Restate exactly the lines below, from the one containing "Give me a plain-text" through the final line, and leave out the pictures.

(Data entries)
[start]

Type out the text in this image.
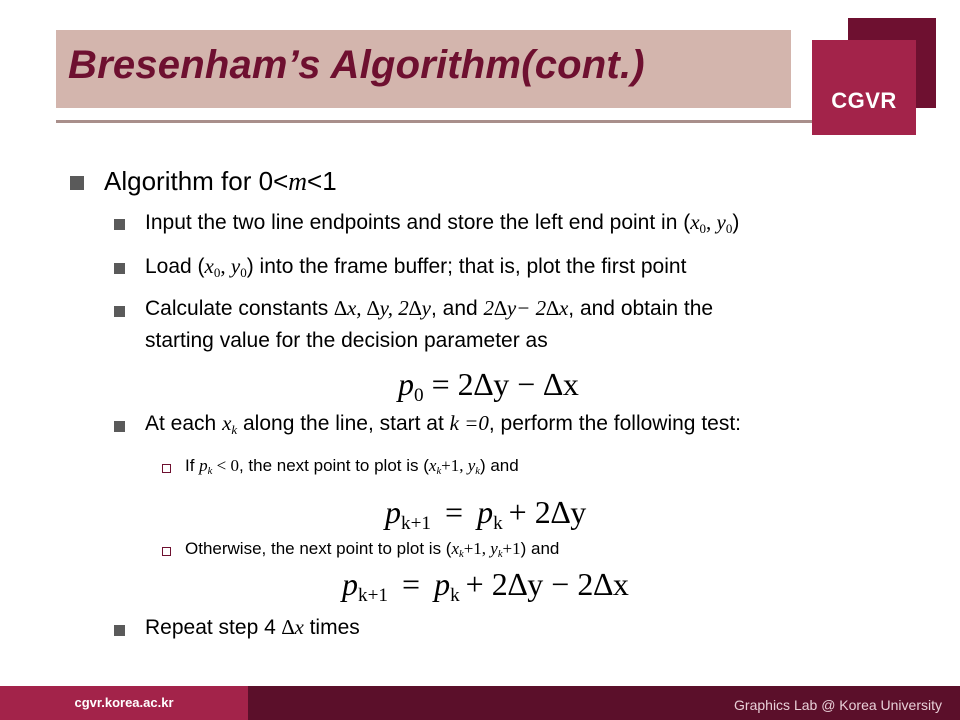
Bresenham’s Algorithm(cont.)
CGVR
Algorithm for 0<m<1
Input the two line endpoints and store the left end point in ($x_0$, $y_0$)
Load ($x_0$, $y_0$) into the frame buffer; that is, plot the first point
Calculate constants ∆x, ∆y, 2∆y, and 2∆y− 2∆x, and obtain the
starting value for the decision parameter as
$p_0 = 2\Delta y - \Delta x$
At each $x_k$ along the line, start at k =0, perform the following test:
If $p_k < 0$, the next point to plot is ($x_k+1$, $y_k$) and
$p_{k+1} = p_k + 2\Delta y$
Otherwise, the next point to plot is ($x_k+1$, $y_k+1$) and
$p_{k+1} = p_k + 2\Delta y - 2\Delta x$
Repeat step 4 ∆x times
cgvr.korea.ac.kr	Graphics Lab @ Korea University
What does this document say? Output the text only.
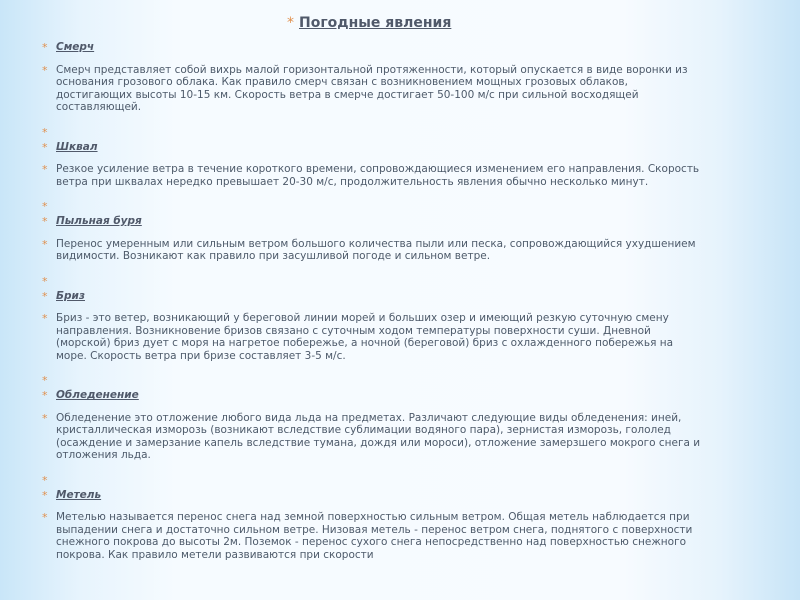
* Погодные явления
* Смерч
* Смерч представляет собой вихрь малой горизонтальной протяженности, который опускается в виде воронки из основания грозового облака. Как правило смерч связан с возникновением мощных грозовых облаков, достигающих высоты 10-15 км. Скорость ветра в смерче достигает 50-100 м/с при сильной восходящей составляющей.
*
* Шквал
* Резкое усиление ветра в течение короткого времени, сопровождающиеся изменением его направления. Скорость ветра при шквалах нередко превышает 20-30 м/с, продолжительность явления обычно несколько минут.
*
* Пыльная буря
* Перенос умеренным или сильным ветром большого количества пыли или песка, сопровождающийся ухудшением видимости. Возникают как правило при засушливой погоде и сильном ветре.
*
* Бриз
* Бриз - это ветер, возникающий у береговой линии морей и больших озер и имеющий резкую суточную смену направления. Возникновение бризов связано с суточным ходом температуры поверхности суши. Дневной (морской) бриз дует с моря на нагретое побережье, а ночной (береговой) бриз с охлажденного побережья на море. Скорость ветра при бризе составляет 3-5 м/с.
*
* Обледенение
* Обледенение это отложение любого вида льда на предметах. Различают следующие виды обледенения: иней, кристаллическая изморозь (возникают вследствие сублимации водяного пара), зернистая изморозь, гололед (осаждение и замерзание капель вследствие тумана, дождя или мороси), отложение замерзшего мокрого снега и отложения льда.
*
* Метель
* Метелью называется перенос снега над земной поверхностью сильным ветром. Общая метель наблюдается при выпадении снега и достаточно сильном ветре. Низовая метель - перенос ветром снега, поднятого с поверхности снежного покрова до высоты 2м. Поземок - перенос сухого снега непосредственно над поверхностью снежного покрова. Как правило метели развиваются при скорости
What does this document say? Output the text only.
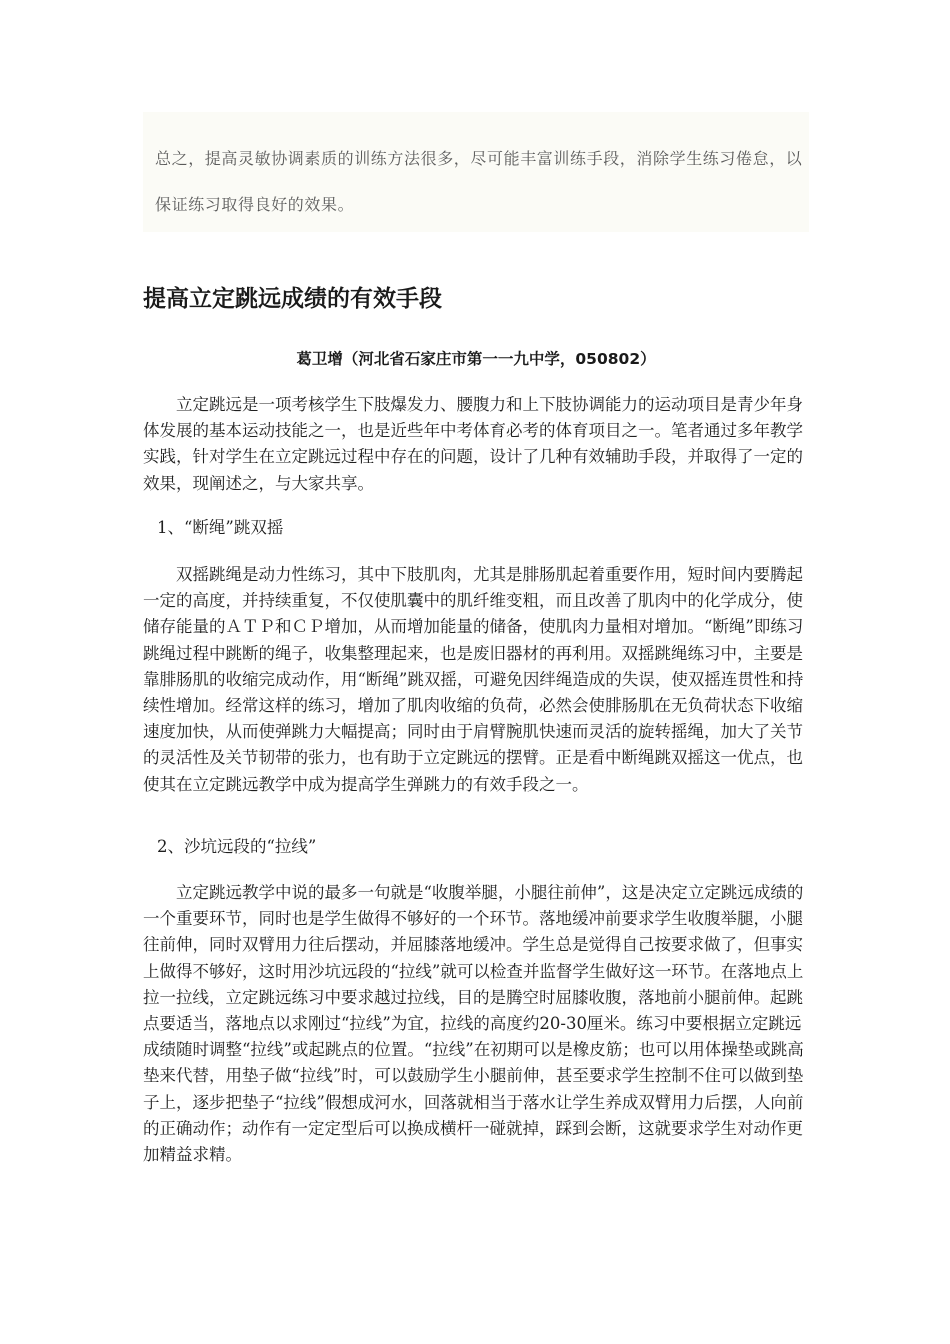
总之，提高灵敏协调素质的训练方法很多，尽可能丰富训练手段，消除学生练习倦怠，以保证练习取得良好的效果。

提高立定跳远成绩的有效手段

葛卫增（河北省石家庄市第一一九中学，050802）

立定跳远是一项考核学生下肢爆发力、腰腹力和上下肢协调能力的运动项目是青少年身体发展的基本运动技能之一，也是近些年中考体育必考的体育项目之一。笔者通过多年教学实践，针对学生在立定跳远过程中存在的问题，设计了几种有效辅助手段，并取得了一定的效果，现阐述之，与大家共享。

1、“断绳”跳双摇

双摇跳绳是动力性练习，其中下肢肌肉，尤其是腓肠肌起着重要作用，短时间内要腾起一定的高度，并持续重复，不仅使肌囊中的肌纤维变粗，而且改善了肌肉中的化学成分，使储存能量的ＡＴＰ和ＣＰ增加，从而增加能量的储备，使肌肉力量相对增加。“断绳”即练习跳绳过程中跳断的绳子，收集整理起来，也是废旧器材的再利用。双摇跳绳练习中，主要是靠腓肠肌的收缩完成动作，用“断绳”跳双摇，可避免因绊绳造成的失误，使双摇连贯性和持续性增加。经常这样的练习，增加了肌肉收缩的负荷，必然会使腓肠肌在无负荷状态下收缩速度加快，从而使弹跳力大幅提高；同时由于肩臂腕肌快速而灵活的旋转摇绳，加大了关节的灵活性及关节韧带的张力，也有助于立定跳远的摆臂。正是看中断绳跳双摇这一优点，也使其在立定跳远教学中成为提高学生弹跳力的有效手段之一。

2、沙坑远段的“拉线”

立定跳远教学中说的最多一句就是“收腹举腿，小腿往前伸”，这是决定立定跳远成绩的一个重要环节，同时也是学生做得不够好的一个环节。落地缓冲前要求学生收腹举腿，小腿往前伸，同时双臂用力往后摆动，并屈膝落地缓冲。学生总是觉得自己按要求做了，但事实上做得不够好，这时用沙坑远段的“拉线”就可以检查并监督学生做好这一环节。在落地点上拉一拉线，立定跳远练习中要求越过拉线，目的是腾空时屈膝收腹，落地前小腿前伸。起跳点要适当，落地点以求刚过“拉线”为宜，拉线的高度约20-30厘米。练习中要根据立定跳远成绩随时调整“拉线”或起跳点的位置。“拉线”在初期可以是橡皮筋；也可以用体操垫或跳高垫来代替，用垫子做“拉线”时，可以鼓励学生小腿前伸，甚至要求学生控制不住可以做到垫子上，逐步把垫子“拉线”假想成河水，回落就相当于落水让学生养成双臂用力后摆，人向前的正确动作；动作有一定定型后可以换成横杆一碰就掉，踩到会断，这就要求学生对动作更加精益求精。
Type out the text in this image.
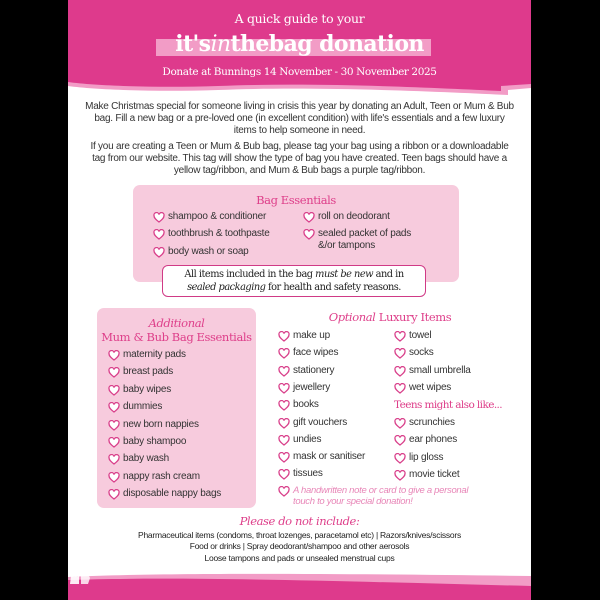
A quick guide to your
it'sinthebag donation
Donate at Bunnings 14 November - 30 November 2025
Make Christmas special for someone living in crisis this year by donating an Adult, Teen or Mum & Bub bag. Fill a new bag or a pre-loved one (in excellent condition) with life's essentials and a few luxury items to help someone in need.
If you are creating a Teen or Mum & Bub bag, please tag your bag using a ribbon or a downloadable tag from our website. This tag will show the type of bag you have created. Teen bags should have a yellow tag/ribbon, and Mum & Bub bags a purple tag/ribbon.
Bag Essentials
shampoo & conditioner
toothbrush & toothpaste
body wash or soap
roll on deodorant
sealed packet of pads
&/or tampons
All items included in the bag must be new and in
sealed packaging for health and safety reasons.
Additional
Mum & Bub Bag Essentials
maternity pads
breast pads
baby wipes
dummies
new born nappies
baby shampoo
baby wash
nappy rash cream
disposable nappy bags
Optional Luxury Items
make up
face wipes
stationery
jewellery
books
gift vouchers
undies
mask or sanitiser
tissues
towel
socks
small umbrella
wet wipes
Teens might also like...
scrunchies
ear phones
lip gloss
movie ticket
A handwritten note or card to give a personal
touch to your special donation!
Please do not include:
Pharmaceutical items (condoms, throat lozenges, paracetamol etc) | Razors/knives/scissors
Food or drinks | Spray deodorant/shampoo and other aerosols
Loose tampons and pads or unsealed menstrual cups
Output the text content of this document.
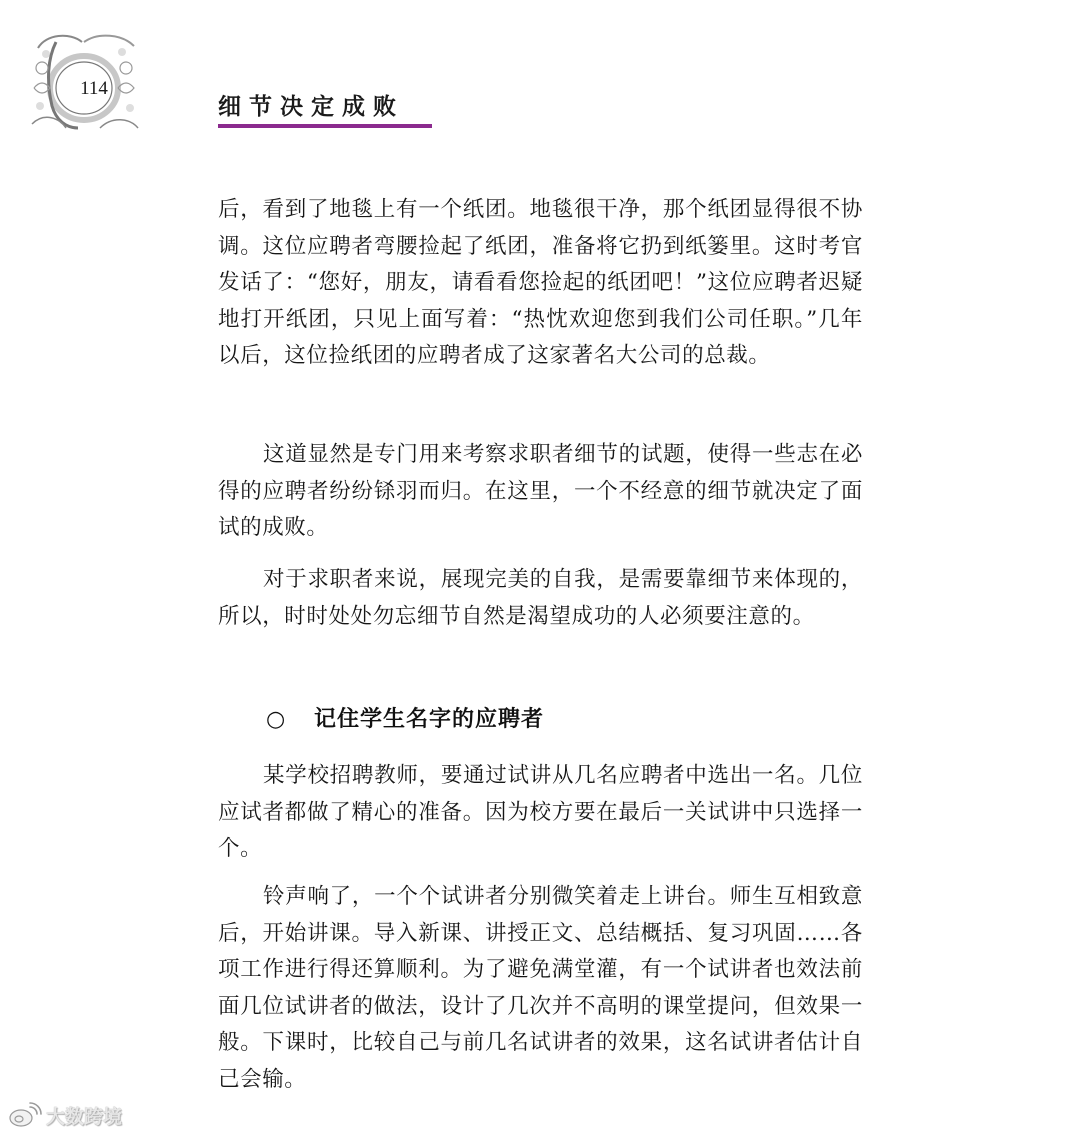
114
细节决定成败

后，看到了地毯上有一个纸团。地毯很干净，那个纸团显得很不协调。这位应聘者弯腰捡起了纸团，准备将它扔到纸篓里。这时考官发话了：“您好，朋友，请看看您捡起的纸团吧！”这位应聘者迟疑地打开纸团，只见上面写着：“热忱欢迎您到我们公司任职。”几年以后，这位捡纸团的应聘者成了这家著名大公司的总裁。

这道显然是专门用来考察求职者细节的试题，使得一些志在必得的应聘者纷纷铩羽而归。在这里，一个不经意的细节就决定了面试的成败。

对于求职者来说，展现完美的自我，是需要靠细节来体现的，所以，时时处处勿忘细节自然是渴望成功的人必须要注意的。

○ 记住学生名字的应聘者

某学校招聘教师，要通过试讲从几名应聘者中选出一名。几位应试者都做了精心的准备。因为校方要在最后一关试讲中只选择一个。

铃声响了，一个个试讲者分别微笑着走上讲台。师生互相致意后，开始讲课。导入新课、讲授正文、总结概括、复习巩固……各项工作进行得还算顺利。为了避免满堂灌，有一个试讲者也效法前面几位试讲者的做法，设计了几次并不高明的课堂提问，但效果一般。下课时，比较自己与前几名试讲者的效果，这名试讲者估计自己会输。

大数跨境
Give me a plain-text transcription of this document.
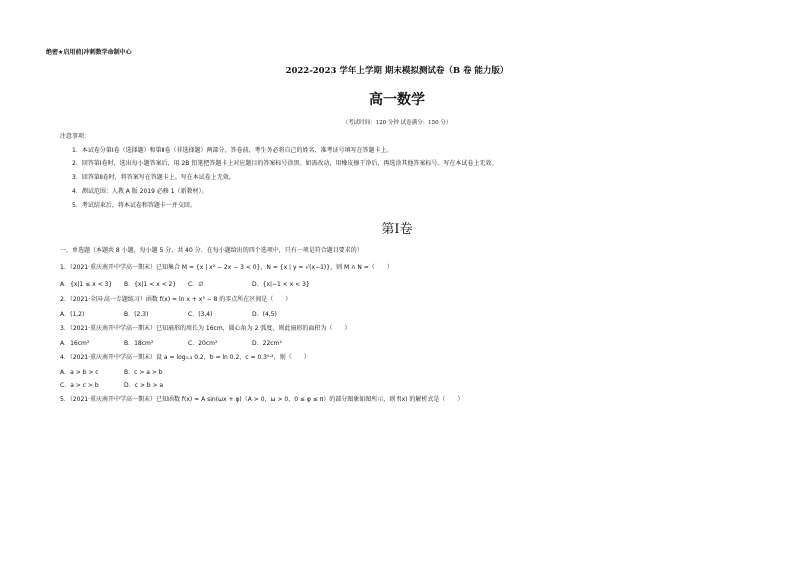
绝密★启用前|冲刺数学命制中心
2022-2023 学年上学期 期末模拟测试卷（B 卷 能力版）
高一数学
（考试时间：120 分钟 试卷满分：150 分）
注意事项：
1．本试卷分第Ⅰ卷（选择题）和第Ⅱ卷（非选择题）两部分。答卷前，考生务必将自己的姓名、准考证号填写在答题卡上。
2．回答第Ⅰ卷时，选出每小题答案后，用 2B 铅笔把答题卡上对应题目的答案标号涂黑。如需改动，用橡皮擦干净后，再选涂其他答案标号。写在本试卷上无效。
3．回答第Ⅱ卷时，将答案写在答题卡上。写在本试卷上无效。
4．测试范围：人教 A 版 2019 必修 1（新教材）。
5．考试结束后，将本试卷和答题卡一并交回。
第Ⅰ卷
一、单选题（本题共 8 小题，每小题 5 分，共 40 分．在每小题给出的四个选项中，只有一项是符合题目要求的）
1．（2021·重庆南开中学高一期末）已知集合 M = {x | x² − 2x − 3 < 0}，N = {x | y = √(x−1)}，则 M ∩ N =（　　）
A．{x|1 ≤ x < 3} B．{x|1 < x < 2} C．∅	D．{x|−1 < x < 3}
2．（2021·全国·高一专题练习）函数 f(x) = ln x + x³ − 8 的零点所在区间是（　　）
A．(1,2)	B．(2,3)	C．(3,4)	D．(4,5)
3．（2021·重庆南开中学高一期末）已知扇形的周长为 16cm，圆心角为 2 弧度，则此扇形的面积为（　　）
A．16cm²	B．18cm²	C．20cm²	D．22cm²
4．（2021·重庆南开中学高一期末）设 a = log₀.₃ 0.2，b = ln 0.2，c = 0.3⁰·²，则（　　）
A．a > b > c	B．c > a > b
C．a > c > b	D．c > b > a
5．（2021·重庆南开中学高一期末）已知函数 f(x) = A sin(ωx + φ)（A > 0，ω > 0，0 ≤ φ ≤ π）的部分图象如图所示，则 f(x) 的解析式是（　　）
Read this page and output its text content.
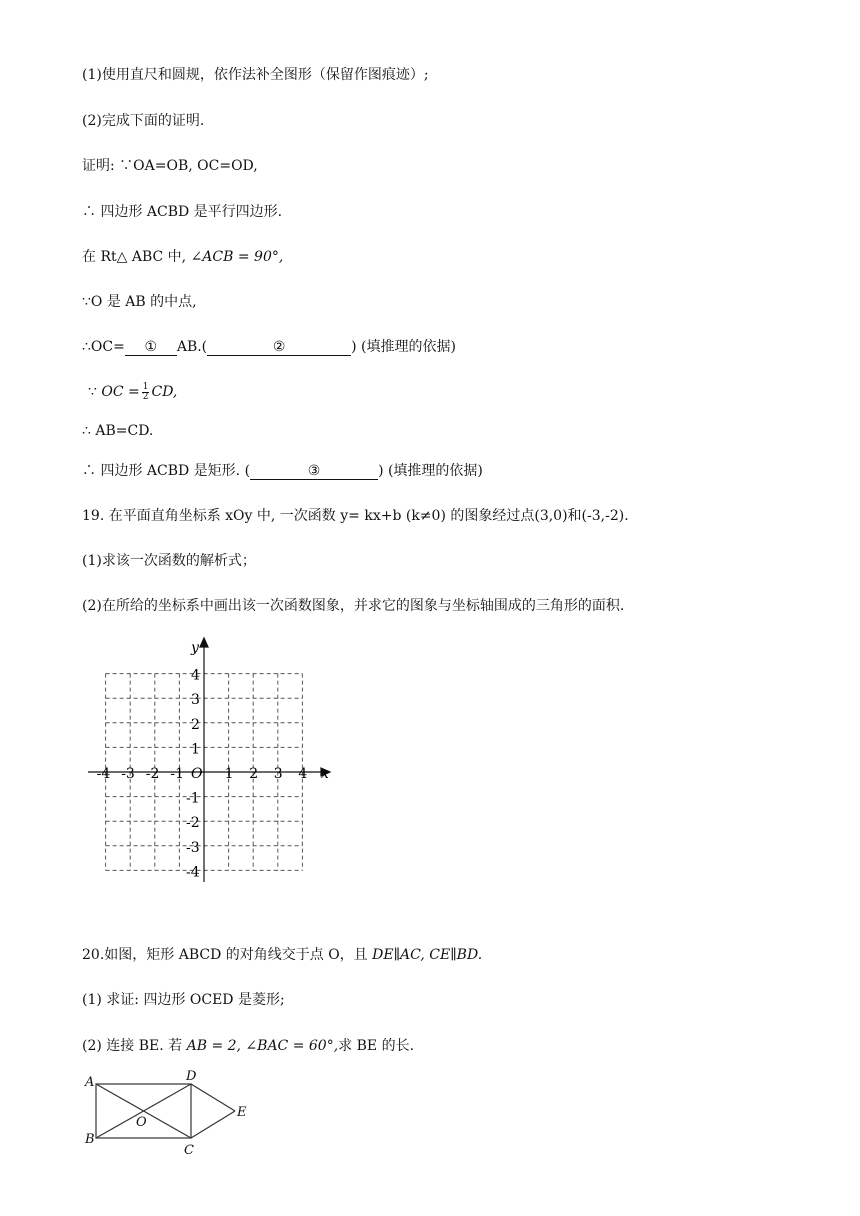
(1)使用直尺和圆规，依作法补全图形（保留作图痕迹）;
(2)完成下面的证明.
证明: ∵OA=OB, OC=OD,
∴ 四边形 ACBD 是平行四边形.
在 Rt△ ABC 中, ∠ACB = 90°,
∵O 是 AB 的中点,
∴OC= ① AB.(	②	) (填推理的依据)
∵ OC = $\frac{1}{2}$ CD,
∴ AB=CD.
∴ 四边形 ACBD 是矩形. (	③	) (填推理的依据)
19. 在平面直角坐标系 xOy 中, 一次函数 y= kx+b (k≠0) 的图象经过点(3,0)和(-3,-2).
(1)求该一次函数的解析式；
(2)在所给的坐标系中画出该一次函数图象，并求它的图象与坐标轴围成的三角形的面积.
x
y
O
-4 -3 -2 -1	1 2 3 4
4
3
2
1
-1
-2
-3
-4
20.如图，矩形 ABCD 的对角线交于点 O，且 DE∥AC, CE∥BD.
(1) 求证: 四边形 OCED 是菱形;
(2) 连接 BE. 若 AB = 2, ∠BAC = 60°,求 BE 的长.
A
B
C
D
E
O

[end]

Output of the exercise »
Give me a plain-text transcription of this document.
绝密★启用前|冲刺数学命制中心
2022-2023 学年上学期 期末模拟测试卷（B 卷 能力版）
高一数学
（考试时间：120 分钟 试卷满分：150 分）
注意事项：
1．本试卷分第Ⅰ卷（选择题）和第Ⅱ卷（非选择题）两部分。答卷前，考生务必将自己的姓名、准考证号填写在答题卡上。
2．回答第Ⅰ卷时，选出每小题答案后，用 2B 铅笔把答题卡上对应题目的答案标号涂黑。如需改动，用橡皮擦干净后，再选涂其他答案标号。写在本试卷上无效。
3．回答第Ⅱ卷时，将答案写在答题卡上。写在本试卷上无效。
4．测试范围：人教 A 版 2019 必修 1（新教材）。
5．考试结束后，将本试卷和答题卡一并交回。
第Ⅰ卷
一、单选题（本题共 8 小题，每小题 5 分，共 40 分．在每小题给出的四个选项中，只有一项是符合题目要求的）
1．（2021·重庆南开中学高一期末）已知集合 M = {x | x² − 2x − 3 < 0}，N = {x | y = √(x−1)}，则 M ∩ N =（　　）
A．{x|1 ≤ x < 3} B．{x|1 < x < 2} C．∅	D．{x|−1 < x < 3}
2．（2021·全国·高一专题练习）函数 f(x) = ln x + x³ − 8 的零点所在区间是（　　）
A．(1,2)	B．(2,3)	C．(3,4)	D．(4,5)
3．（2021·重庆南开中学高一期末）已知扇形的周长为 16cm，圆心角为 2 弧度，则此扇形的面积为（　　）
A．16cm²	B．18cm²	C．20cm²	D．22cm²
4．（2021·重庆南开中学高一期末）设 a = log₀.₃ 0.2，b = ln 0.2，c = 0.3⁰·²，则（　　）
A．a > b > c	B．c > a > b
C．a > c > b	D．c > b > a
5．（2021·重庆南开中学高一期末）已知函数 f(x) = A sin(ωx + φ)（A > 0，ω > 0，0 ≤ φ ≤ π）的部分图象如图所示，则 f(x) 的解析式是（　　）
Read this page and output its text content.
(1)使用直尺和圆规，依作法补全图形（保留作图痕迹）;
(2)完成下面的证明.
证明: ∵OA=OB, OC=OD,
∴ 四边形 ACBD 是平行四边形.
在 Rt△ ABC 中, ∠ACB = 90°,
∵O 是 AB 的中点,
∴OC= ① AB.(	②	) (填推理的依据)
∵ OC = $\frac{1}{2}$ CD,
∴ AB=CD.
∴ 四边形 ACBD 是矩形. (	③	) (填推理的依据)
19. 在平面直角坐标系 xOy 中, 一次函数 y= kx+b (k≠0) 的图象经过点(3,0)和(-3,-2).
(1)求该一次函数的解析式；
(2)在所给的坐标系中画出该一次函数图象，并求它的图象与坐标轴围成的三角形的面积.
x
y
O
-4 -3 -2 -1	1 2 3 4
4
3
2
1
-1
-2
-3
-4
20.如图，矩形 ABCD 的对角线交于点 O，且 DE∥AC, CE∥BD.
(1) 求证: 四边形 OCED 是菱形;
(2) 连接 BE. 若 AB = 2, ∠BAC = 60°,求 BE 的长.
A
B
C
D
E
O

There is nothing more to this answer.